Given request
Could you write out the records below exactly as they appear, leaving out any pictures?

Exercise inputs
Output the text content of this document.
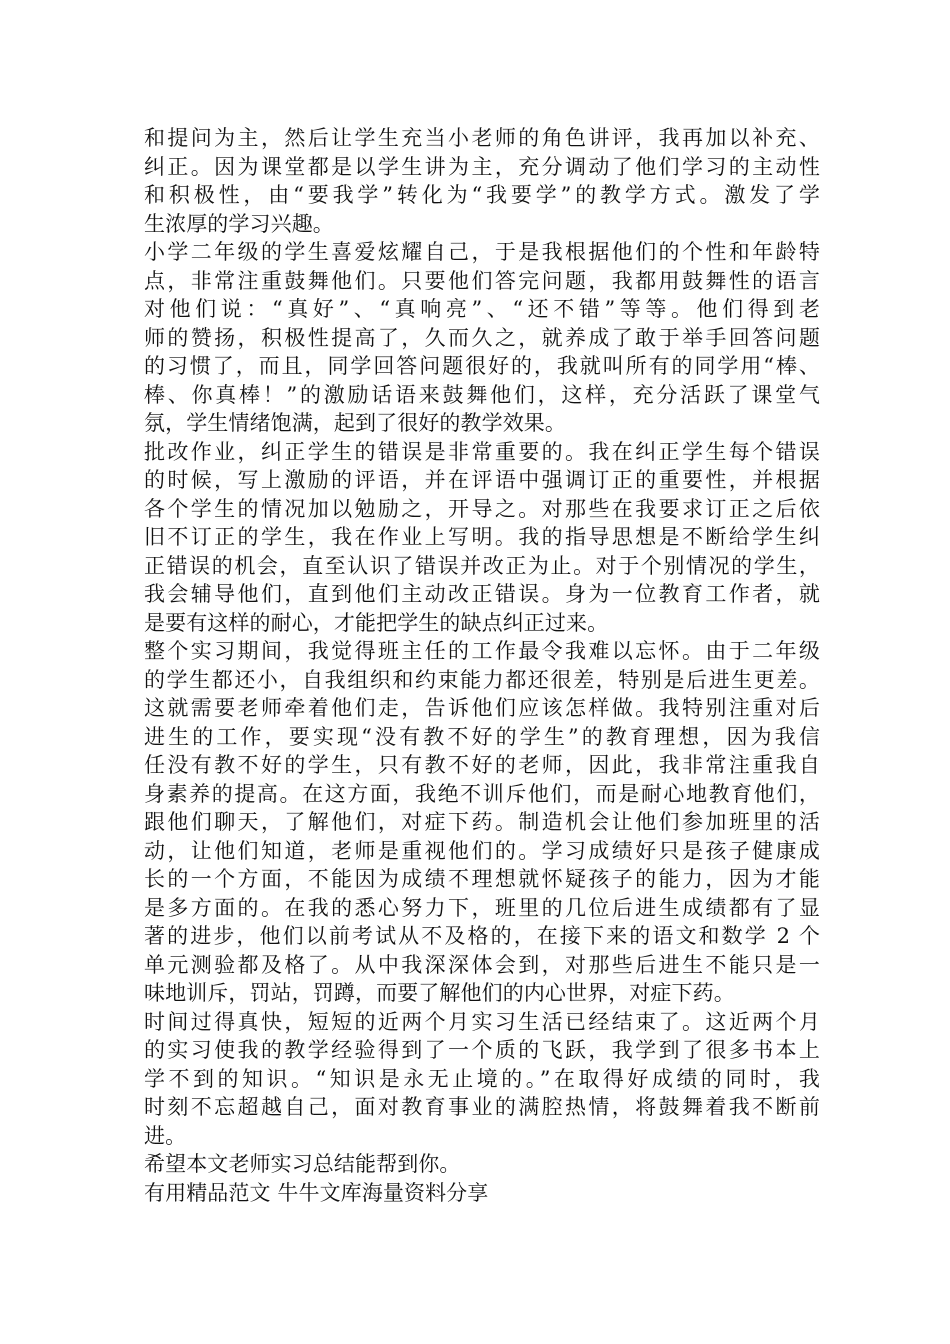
和提问为主，然后让学生充当小老师的角色讲评，我再加以补充、
纠正。因为课堂都是以学生讲为主，充分调动了他们学习的主动性
和积极性，由“要我学”转化为“我要学”的教学方式。激发了学
生浓厚的学习兴趣。
小学二年级的学生喜爱炫耀自己，于是我根据他们的个性和年龄特
点，非常注重鼓舞他们。只要他们答完问题，我都用鼓舞性的语言
对他们说：“真好”、“真响亮”、“还不错”等等。他们得到老
师的赞扬，积极性提高了，久而久之，就养成了敢于举手回答问题
的习惯了，而且，同学回答问题很好的，我就叫所有的同学用“棒、
棒、你真棒！”的激励话语来鼓舞他们，这样，充分活跃了课堂气
氛，学生情绪饱满，起到了很好的教学效果。
批改作业，纠正学生的错误是非常重要的。我在纠正学生每个错误
的时候，写上激励的评语，并在评语中强调订正的重要性，并根据
各个学生的情况加以勉励之，开导之。对那些在我要求订正之后依
旧不订正的学生，我在作业上写明。我的指导思想是不断给学生纠
正错误的机会，直至认识了错误并改正为止。对于个别情况的学生，
我会辅导他们，直到他们主动改正错误。身为一位教育工作者，就
是要有这样的耐心，才能把学生的缺点纠正过来。
整个实习期间，我觉得班主任的工作最令我难以忘怀。由于二年级
的学生都还小，自我组织和约束能力都还很差，特别是后进生更差。
这就需要老师牵着他们走，告诉他们应该怎样做。我特别注重对后
进生的工作，要实现“没有教不好的学生”的教育理想，因为我信
任没有教不好的学生，只有教不好的老师，因此，我非常注重我自
身素养的提高。在这方面，我绝不训斥他们，而是耐心地教育他们，
跟他们聊天，了解他们，对症下药。制造机会让他们参加班里的活
动，让他们知道，老师是重视他们的。学习成绩好只是孩子健康成
长的一个方面，不能因为成绩不理想就怀疑孩子的能力，因为才能
是多方面的。在我的悉心努力下，班里的几位后进生成绩都有了显
著的进步，他们以前考试从不及格的，在接下来的语文和数学 2 个
单元测验都及格了。从中我深深体会到，对那些后进生不能只是一
味地训斥，罚站，罚蹲，而要了解他们的内心世界，对症下药。
时间过得真快，短短的近两个月实习生活已经结束了。这近两个月
的实习使我的教学经验得到了一个质的飞跃，我学到了很多书本上
学不到的知识。“知识是永无止境的。”在取得好成绩的同时，我
时刻不忘超越自己，面对教育事业的满腔热情，将鼓舞着我不断前
进。
希望本文老师实习总结能帮到你。
有用精品范文 牛牛文库海量资料分享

Answer to this exercise
Output the text content of this document.
和提问为主，然后让学生充当小老师的角色讲评，我再加以补充、
纠正。因为课堂都是以学生讲为主，充分调动了他们学习的主动性
和积极性，由“要我学”转化为“我要学”的教学方式。激发了学
生浓厚的学习兴趣。
小学二年级的学生喜爱炫耀自己，于是我根据他们的个性和年龄特
点，非常注重鼓舞他们。只要他们答完问题，我都用鼓舞性的语言
对他们说：“真好”、“真响亮”、“还不错”等等。他们得到老
师的赞扬，积极性提高了，久而久之，就养成了敢于举手回答问题
的习惯了，而且，同学回答问题很好的，我就叫所有的同学用“棒、
棒、你真棒！”的激励话语来鼓舞他们，这样，充分活跃了课堂气
氛，学生情绪饱满，起到了很好的教学效果。
批改作业，纠正学生的错误是非常重要的。我在纠正学生每个错误
的时候，写上激励的评语，并在评语中强调订正的重要性，并根据
各个学生的情况加以勉励之，开导之。对那些在我要求订正之后依
旧不订正的学生，我在作业上写明。我的指导思想是不断给学生纠
正错误的机会，直至认识了错误并改正为止。对于个别情况的学生，
我会辅导他们，直到他们主动改正错误。身为一位教育工作者，就
是要有这样的耐心，才能把学生的缺点纠正过来。
整个实习期间，我觉得班主任的工作最令我难以忘怀。由于二年级
的学生都还小，自我组织和约束能力都还很差，特别是后进生更差。
这就需要老师牵着他们走，告诉他们应该怎样做。我特别注重对后
进生的工作，要实现“没有教不好的学生”的教育理想，因为我信
任没有教不好的学生，只有教不好的老师，因此，我非常注重我自
身素养的提高。在这方面，我绝不训斥他们，而是耐心地教育他们，
跟他们聊天，了解他们，对症下药。制造机会让他们参加班里的活
动，让他们知道，老师是重视他们的。学习成绩好只是孩子健康成
长的一个方面，不能因为成绩不理想就怀疑孩子的能力，因为才能
是多方面的。在我的悉心努力下，班里的几位后进生成绩都有了显
著的进步，他们以前考试从不及格的，在接下来的语文和数学 2 个
单元测验都及格了。从中我深深体会到，对那些后进生不能只是一
味地训斥，罚站，罚蹲，而要了解他们的内心世界，对症下药。
时间过得真快，短短的近两个月实习生活已经结束了。这近两个月
的实习使我的教学经验得到了一个质的飞跃，我学到了很多书本上
学不到的知识。“知识是永无止境的。”在取得好成绩的同时，我
时刻不忘超越自己，面对教育事业的满腔热情，将鼓舞着我不断前
进。
希望本文老师实习总结能帮到你。
有用精品范文 牛牛文库海量资料分享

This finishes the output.